## [RECORD LIST]
- - - - - - -
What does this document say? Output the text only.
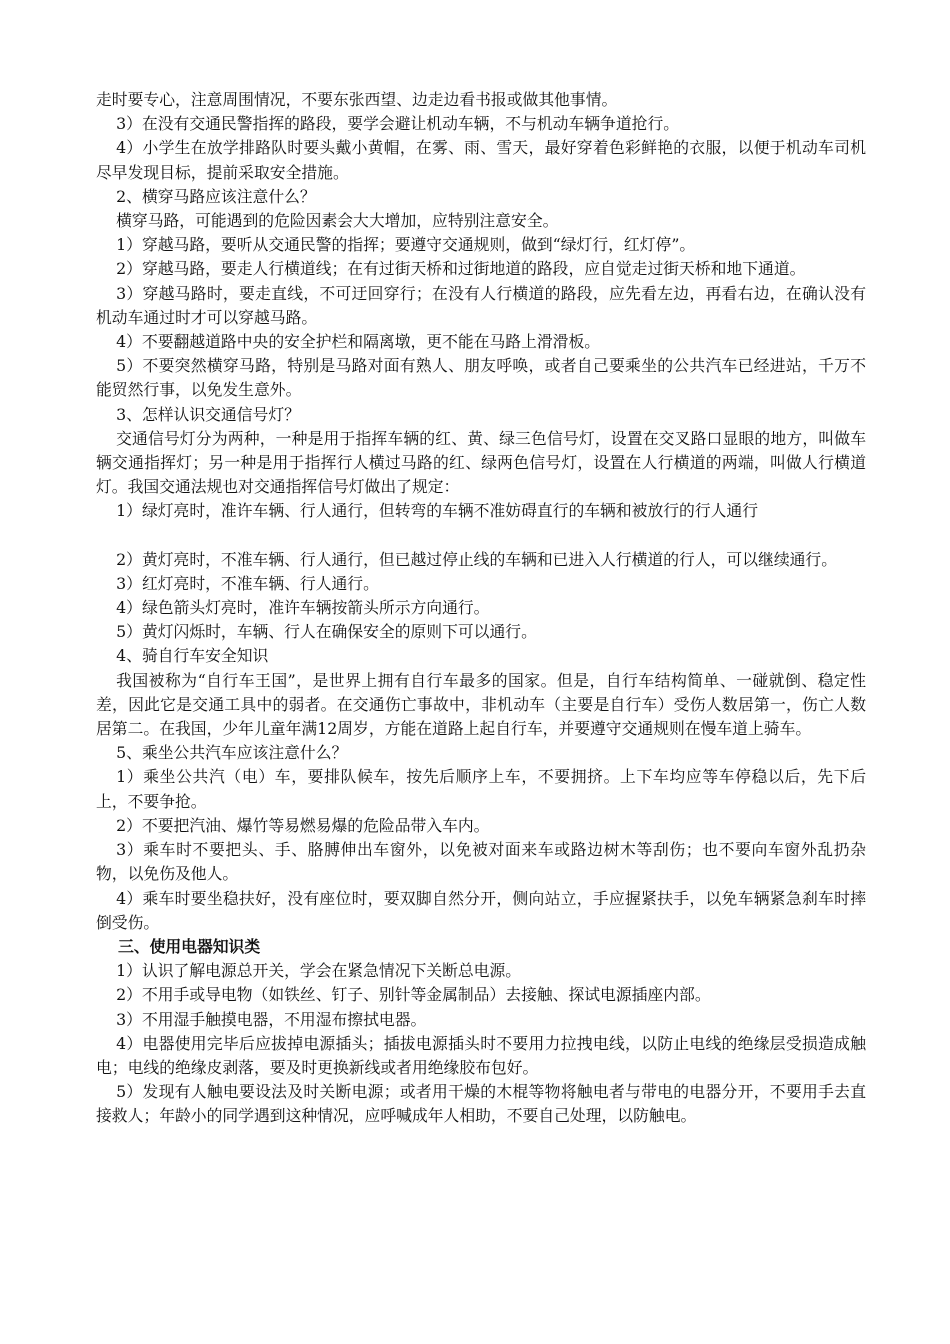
走时要专心，注意周围情况，不要东张西望、边走边看书报或做其他事情。

3）在没有交通民警指挥的路段，要学会避让机动车辆，不与机动车辆争道抢行。

4）小学生在放学排路队时要头戴小黄帽，在雾、雨、雪天，最好穿着色彩鲜艳的衣服，以便于机动车司机尽早发现目标，提前采取安全措施。

2、横穿马路应该注意什么？

横穿马路，可能遇到的危险因素会大大增加，应特别注意安全。

1）穿越马路，要听从交通民警的指挥；要遵守交通规则，做到“绿灯行，红灯停”。

2）穿越马路，要走人行横道线；在有过街天桥和过街地道的路段，应自觉走过街天桥和地下通道。

3）穿越马路时，要走直线，不可迂回穿行；在没有人行横道的路段，应先看左边，再看右边，在确认没有机动车通过时才可以穿越马路。

4）不要翻越道路中央的安全护栏和隔离墩，更不能在马路上滑滑板。

5）不要突然横穿马路，特别是马路对面有熟人、朋友呼唤，或者自己要乘坐的公共汽车已经进站，千万不能贸然行事，以免发生意外。

3、怎样认识交通信号灯？

交通信号灯分为两种，一种是用于指挥车辆的红、黄、绿三色信号灯，设置在交叉路口显眼的地方，叫做车辆交通指挥灯；另一种是用于指挥行人横过马路的红、绿两色信号灯，设置在人行横道的两端，叫做人行横道灯。我国交通法规也对交通指挥信号灯做出了规定：

1）绿灯亮时，准许车辆、行人通行，但转弯的车辆不准妨碍直行的车辆和被放行的行人通行

2）黄灯亮时，不准车辆、行人通行，但已越过停止线的车辆和已进入人行横道的行人，可以继续通行。

3）红灯亮时，不准车辆、行人通行。

4）绿色箭头灯亮时，准许车辆按箭头所示方向通行。

5）黄灯闪烁时，车辆、行人在确保安全的原则下可以通行。

4、骑自行车安全知识

我国被称为“自行车王国”，是世界上拥有自行车最多的国家。但是，自行车结构简单、一碰就倒、稳定性差，因此它是交通工具中的弱者。在交通伤亡事故中，非机动车（主要是自行车）受伤人数居第一，伤亡人数居第二。在我国，少年儿童年满12周岁，方能在道路上起自行车，并要遵守交通规则在慢车道上骑车。

5、乘坐公共汽车应该注意什么？

1）乘坐公共汽（电）车，要排队候车，按先后顺序上车，不要拥挤。上下车均应等车停稳以后，先下后上，不要争抢。

2）不要把汽油、爆竹等易燃易爆的危险品带入车内。

3）乘车时不要把头、手、胳膊伸出车窗外，以免被对面来车或路边树木等刮伤；也不要向车窗外乱扔杂物，以免伤及他人。

4）乘车时要坐稳扶好，没有座位时，要双脚自然分开，侧向站立，手应握紧扶手，以免车辆紧急刹车时摔倒受伤。

三、使用电器知识类

1）认识了解电源总开关，学会在紧急情况下关断总电源。

2）不用手或导电物（如铁丝、钉子、别针等金属制品）去接触、探试电源插座内部。

3）不用湿手触摸电器，不用湿布擦拭电器。

4）电器使用完毕后应拔掉电源插头；插拔电源插头时不要用力拉拽电线，以防止电线的绝缘层受损造成触电；电线的绝缘皮剥落，要及时更换新线或者用绝缘胶布包好。

5）发现有人触电要设法及时关断电源；或者用干燥的木棍等物将触电者与带电的电器分开，不要用手去直接救人；年龄小的同学遇到这种情况，应呼喊成年人相助，不要自己处理，以防触电。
- - - - - - -
## [AIM OF THE TASK]
Extract every line containing the string "行人通行" from the material.

## [IN RESPONSE]
1）绿灯亮时，准许车辆、行人通行，但转弯的车辆不准妨碍直行的车辆和被放行的行人通行
2）黄灯亮时，不准车辆、行人通行，但已越过停止线的车辆和已进入人行横道的行人，可以继续通行。
3）红灯亮时，不准车辆、行人通行。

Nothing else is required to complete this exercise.